- [Collected data entries]
--- --- ---

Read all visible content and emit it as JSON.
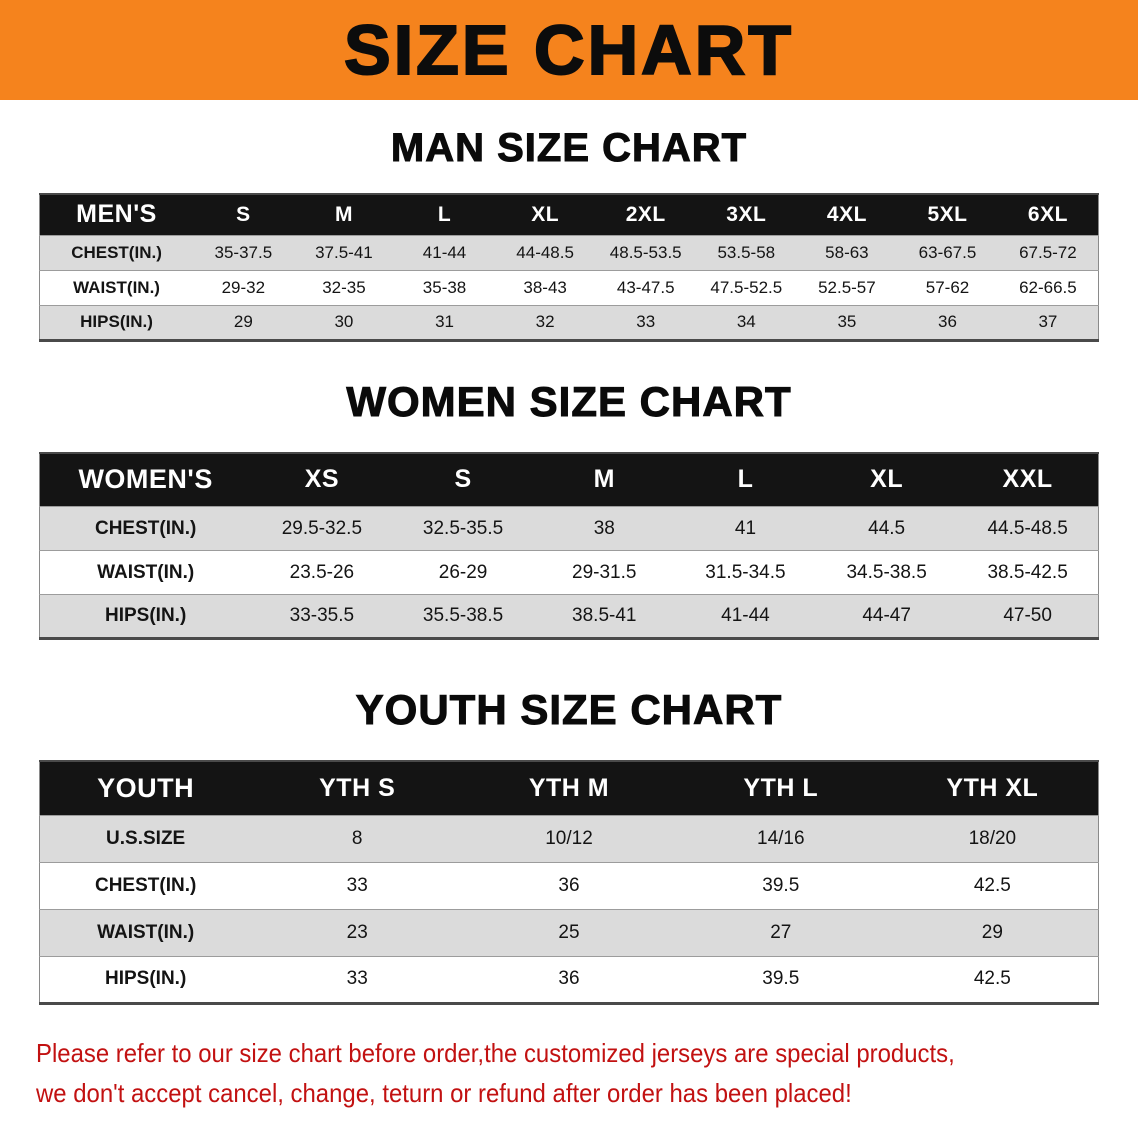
{
  "page": {
    "title": "SIZE CHART",
    "banner_color": "#f5831d",
    "footer_color": "#c21111"
  },
  "sections": [
    {
      "id": "men",
      "heading": "MAN SIZE CHART",
      "table": {
        "header": [
          "MEN'S",
          "S",
          "M",
          "L",
          "XL",
          "2XL",
          "3XL",
          "4XL",
          "5XL",
          "6XL"
        ],
        "rows": [
          [
            "CHEST(IN.)",
            "35-37.5",
            "37.5-41",
            "41-44",
            "44-48.5",
            "48.5-53.5",
            "53.5-58",
            "58-63",
            "63-67.5",
            "67.5-72"
          ],
          [
            "WAIST(IN.)",
            "29-32",
            "32-35",
            "35-38",
            "38-43",
            "43-47.5",
            "47.5-52.5",
            "52.5-57",
            "57-62",
            "62-66.5"
          ],
          [
            "HIPS(IN.)",
            "29",
            "30",
            "31",
            "32",
            "33",
            "34",
            "35",
            "36",
            "37"
          ]
        ]
      }
    },
    {
      "id": "women",
      "heading": "WOMEN SIZE CHART",
      "table": {
        "header": [
          "WOMEN'S",
          "XS",
          "S",
          "M",
          "L",
          "XL",
          "XXL"
        ],
        "rows": [
          [
            "CHEST(IN.)",
            "29.5-32.5",
            "32.5-35.5",
            "38",
            "41",
            "44.5",
            "44.5-48.5"
          ],
          [
            "WAIST(IN.)",
            "23.5-26",
            "26-29",
            "29-31.5",
            "31.5-34.5",
            "34.5-38.5",
            "38.5-42.5"
          ],
          [
            "HIPS(IN.)",
            "33-35.5",
            "35.5-38.5",
            "38.5-41",
            "41-44",
            "44-47",
            "47-50"
          ]
        ]
      }
    },
    {
      "id": "youth",
      "heading": "YOUTH SIZE CHART",
      "table": {
        "header": [
          "YOUTH",
          "YTH S",
          "YTH M",
          "YTH L",
          "YTH XL"
        ],
        "rows": [
          [
            "U.S.SIZE",
            "8",
            "10/12",
            "14/16",
            "18/20"
          ],
          [
            "CHEST(IN.)",
            "33",
            "36",
            "39.5",
            "42.5"
          ],
          [
            "WAIST(IN.)",
            "23",
            "25",
            "27",
            "29"
          ],
          [
            "HIPS(IN.)",
            "33",
            "36",
            "39.5",
            "42.5"
          ]
        ]
      }
    }
  ],
  "footer": {
    "lines": [
      "Please refer to our size chart before order,the customized jerseys are special products,",
      "we don't accept cancel, change, teturn or refund after order has been placed!"
    ]
  }
}
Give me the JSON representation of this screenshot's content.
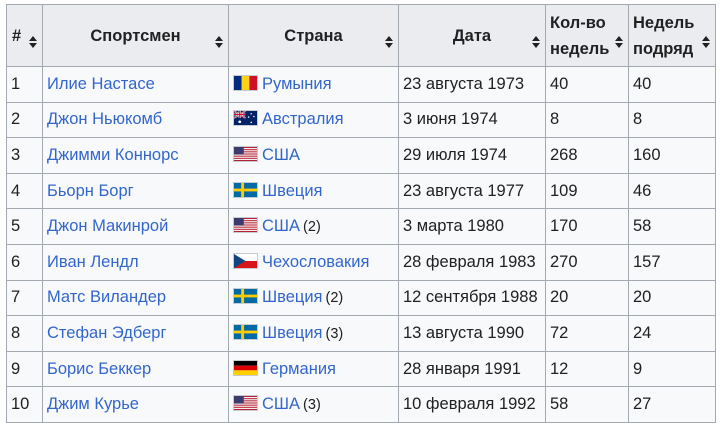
{
  "headers": [
    {
      "label": "#",
      "name": "col-number"
    },
    {
      "label": "Спортсмен",
      "name": "col-athlete"
    },
    {
      "label": "Страна",
      "name": "col-country"
    },
    {
      "label": "Дата",
      "name": "col-date"
    },
    {
      "label": "Кол-во недель",
      "name": "col-weeks-total"
    },
    {
      "label": "Недель подряд",
      "name": "col-weeks-consecutive"
    }
  ],
  "rows": [
    {
      "num": "1",
      "athlete": "Илие Настасе",
      "flag": "romania-flag-icon",
      "country": "Румыния",
      "note": "",
      "date": "23 августа 1973",
      "weeks": "40",
      "consecutive": "40"
    },
    {
      "num": "2",
      "athlete": "Джон Ньюкомб",
      "flag": "australia-flag-icon",
      "country": "Австралия",
      "note": "",
      "date": "3 июня 1974",
      "weeks": "8",
      "consecutive": "8"
    },
    {
      "num": "3",
      "athlete": "Джимми Коннорс",
      "flag": "usa-flag-icon",
      "country": "США",
      "note": "",
      "date": "29 июля 1974",
      "weeks": "268",
      "consecutive": "160"
    },
    {
      "num": "4",
      "athlete": "Бьорн Борг",
      "flag": "sweden-flag-icon",
      "country": "Швеция",
      "note": "",
      "date": "23 августа 1977",
      "weeks": "109",
      "consecutive": "46"
    },
    {
      "num": "5",
      "athlete": "Джон Макинрой",
      "flag": "usa-flag-icon",
      "country": "США",
      "note": "(2)",
      "date": "3 марта 1980",
      "weeks": "170",
      "consecutive": "58"
    },
    {
      "num": "6",
      "athlete": "Иван Лендл",
      "flag": "czechoslovakia-flag-icon",
      "country": "Чехословакия",
      "note": "",
      "date": "28 февраля 1983",
      "weeks": "270",
      "consecutive": "157"
    },
    {
      "num": "7",
      "athlete": "Матс Виландер",
      "flag": "sweden-flag-icon",
      "country": "Швеция",
      "note": "(2)",
      "date": "12 сентября 1988",
      "weeks": "20",
      "consecutive": "20"
    },
    {
      "num": "8",
      "athlete": "Стефан Эдберг",
      "flag": "sweden-flag-icon",
      "country": "Швеция",
      "note": "(3)",
      "date": "13 августа 1990",
      "weeks": "72",
      "consecutive": "24"
    },
    {
      "num": "9",
      "athlete": "Борис Беккер",
      "flag": "germany-flag-icon",
      "country": "Германия",
      "note": "",
      "date": "28 января 1991",
      "weeks": "12",
      "consecutive": "9"
    },
    {
      "num": "10",
      "athlete": "Джим Курье",
      "flag": "usa-flag-icon",
      "country": "США",
      "note": "(3)",
      "date": "10 февраля 1992",
      "weeks": "58",
      "consecutive": "27"
    }
  ],
  "colors": {
    "link": "#3366cc",
    "header_bg": "#eaecf0",
    "cell_bg": "#f8f9fa",
    "border": "#a2a9b1"
  }
}
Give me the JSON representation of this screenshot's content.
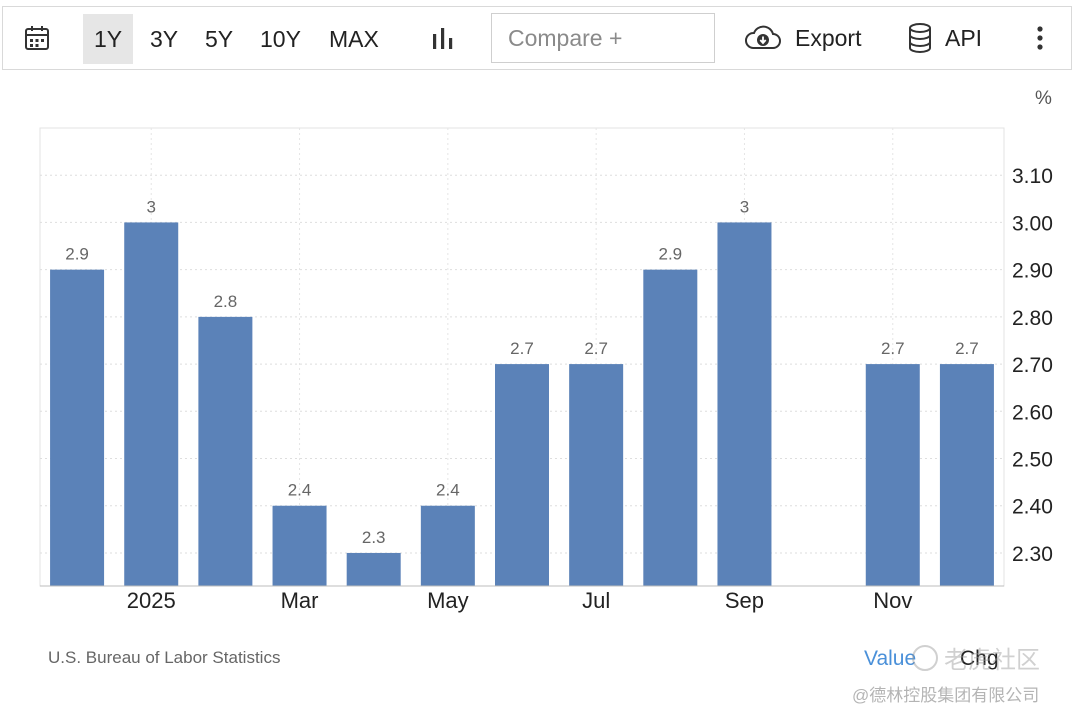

--- --- ---

Write out the full listing verbatim, excluding its pictures.

Read all visible content and emit it as JSON.
{
  "page": {
    "title": "SIZE CHART",
    "banner_color": "#f5831d",
    "footer_color": "#c21111"
  },
  "sections": [
    {
      "id": "men",
      "heading": "MAN SIZE CHART",
      "table": {
        "header": [
          "MEN'S",
          "S",
          "M",
          "L",
          "XL",
          "2XL",
          "3XL",
          "4XL",
          "5XL",
          "6XL"
        ],
        "rows": [
          [
            "CHEST(IN.)",
            "35-37.5",
            "37.5-41",
            "41-44",
            "44-48.5",
            "48.5-53.5",
            "53.5-58",
            "58-63",
            "63-67.5",
            "67.5-72"
          ],
          [
            "WAIST(IN.)",
            "29-32",
            "32-35",
            "35-38",
            "38-43",
            "43-47.5",
            "47.5-52.5",
            "52.5-57",
            "57-62",
            "62-66.5"
          ],
          [
            "HIPS(IN.)",
            "29",
            "30",
            "31",
            "32",
            "33",
            "34",
            "35",
            "36",
            "37"
          ]
        ]
      }
    },
    {
      "id": "women",
      "heading": "WOMEN SIZE CHART",
      "table": {
        "header": [
          "WOMEN'S",
          "XS",
          "S",
          "M",
          "L",
          "XL",
          "XXL"
        ],
        "rows": [
          [
            "CHEST(IN.)",
            "29.5-32.5",
            "32.5-35.5",
            "38",
            "41",
            "44.5",
            "44.5-48.5"
          ],
          [
            "WAIST(IN.)",
            "23.5-26",
            "26-29",
            "29-31.5",
            "31.5-34.5",
            "34.5-38.5",
            "38.5-42.5"
          ],
          [
            "HIPS(IN.)",
            "33-35.5",
            "35.5-38.5",
            "38.5-41",
            "41-44",
            "44-47",
            "47-50"
          ]
        ]
      }
    },
    {
      "id": "youth",
      "heading": "YOUTH SIZE CHART",
      "table": {
        "header": [
          "YOUTH",
          "YTH S",
          "YTH M",
          "YTH L",
          "YTH XL"
        ],
        "rows": [
          [
            "U.S.SIZE",
            "8",
            "10/12",
            "14/16",
            "18/20"
          ],
          [
            "CHEST(IN.)",
            "33",
            "36",
            "39.5",
            "42.5"
          ],
          [
            "WAIST(IN.)",
            "23",
            "25",
            "27",
            "29"
          ],
          [
            "HIPS(IN.)",
            "33",
            "36",
            "39.5",
            "42.5"
          ]
        ]
      }
    }
  ],
  "footer": {
    "lines": [
      "Please refer to our size chart before order,the customized jerseys are special products,",
      "we don't accept cancel, change, teturn or refund after order has been placed!"
    ]
  }
}
Give me the JSON representation of this screenshot's content.
{
  "headers": [
    {
      "label": "#",
      "name": "col-number"
    },
    {
      "label": "Спортсмен",
      "name": "col-athlete"
    },
    {
      "label": "Страна",
      "name": "col-country"
    },
    {
      "label": "Дата",
      "name": "col-date"
    },
    {
      "label": "Кол-во недель",
      "name": "col-weeks-total"
    },
    {
      "label": "Недель подряд",
      "name": "col-weeks-consecutive"
    }
  ],
  "rows": [
    {
      "num": "1",
      "athlete": "Илие Настасе",
      "flag": "romania-flag-icon",
      "country": "Румыния",
      "note": "",
      "date": "23 августа 1973",
      "weeks": "40",
      "consecutive": "40"
    },
    {
      "num": "2",
      "athlete": "Джон Ньюкомб",
      "flag": "australia-flag-icon",
      "country": "Австралия",
      "note": "",
      "date": "3 июня 1974",
      "weeks": "8",
      "consecutive": "8"
    },
    {
      "num": "3",
      "athlete": "Джимми Коннорс",
      "flag": "usa-flag-icon",
      "country": "США",
      "note": "",
      "date": "29 июля 1974",
      "weeks": "268",
      "consecutive": "160"
    },
    {
      "num": "4",
      "athlete": "Бьорн Борг",
      "flag": "sweden-flag-icon",
      "country": "Швеция",
      "note": "",
      "date": "23 августа 1977",
      "weeks": "109",
      "consecutive": "46"
    },
    {
      "num": "5",
      "athlete": "Джон Макинрой",
      "flag": "usa-flag-icon",
      "country": "США",
      "note": "(2)",
      "date": "3 марта 1980",
      "weeks": "170",
      "consecutive": "58"
    },
    {
      "num": "6",
      "athlete": "Иван Лендл",
      "flag": "czechoslovakia-flag-icon",
      "country": "Чехословакия",
      "note": "",
      "date": "28 февраля 1983",
      "weeks": "270",
      "consecutive": "157"
    },
    {
      "num": "7",
      "athlete": "Матс Виландер",
      "flag": "sweden-flag-icon",
      "country": "Швеция",
      "note": "(2)",
      "date": "12 сентября 1988",
      "weeks": "20",
      "consecutive": "20"
    },
    {
      "num": "8",
      "athlete": "Стефан Эдберг",
      "flag": "sweden-flag-icon",
      "country": "Швеция",
      "note": "(3)",
      "date": "13 августа 1990",
      "weeks": "72",
      "consecutive": "24"
    },
    {
      "num": "9",
      "athlete": "Борис Беккер",
      "flag": "germany-flag-icon",
      "country": "Германия",
      "note": "",
      "date": "28 января 1991",
      "weeks": "12",
      "consecutive": "9"
    },
    {
      "num": "10",
      "athlete": "Джим Курье",
      "flag": "usa-flag-icon",
      "country": "США",
      "note": "(3)",
      "date": "10 февраля 1992",
      "weeks": "58",
      "consecutive": "27"
    }
  ],
  "colors": {
    "link": "#3366cc",
    "header_bg": "#eaecf0",
    "cell_bg": "#f8f9fa",
    "border": "#a2a9b1"
  }
}
Give me the JSON representation of this screenshot's content.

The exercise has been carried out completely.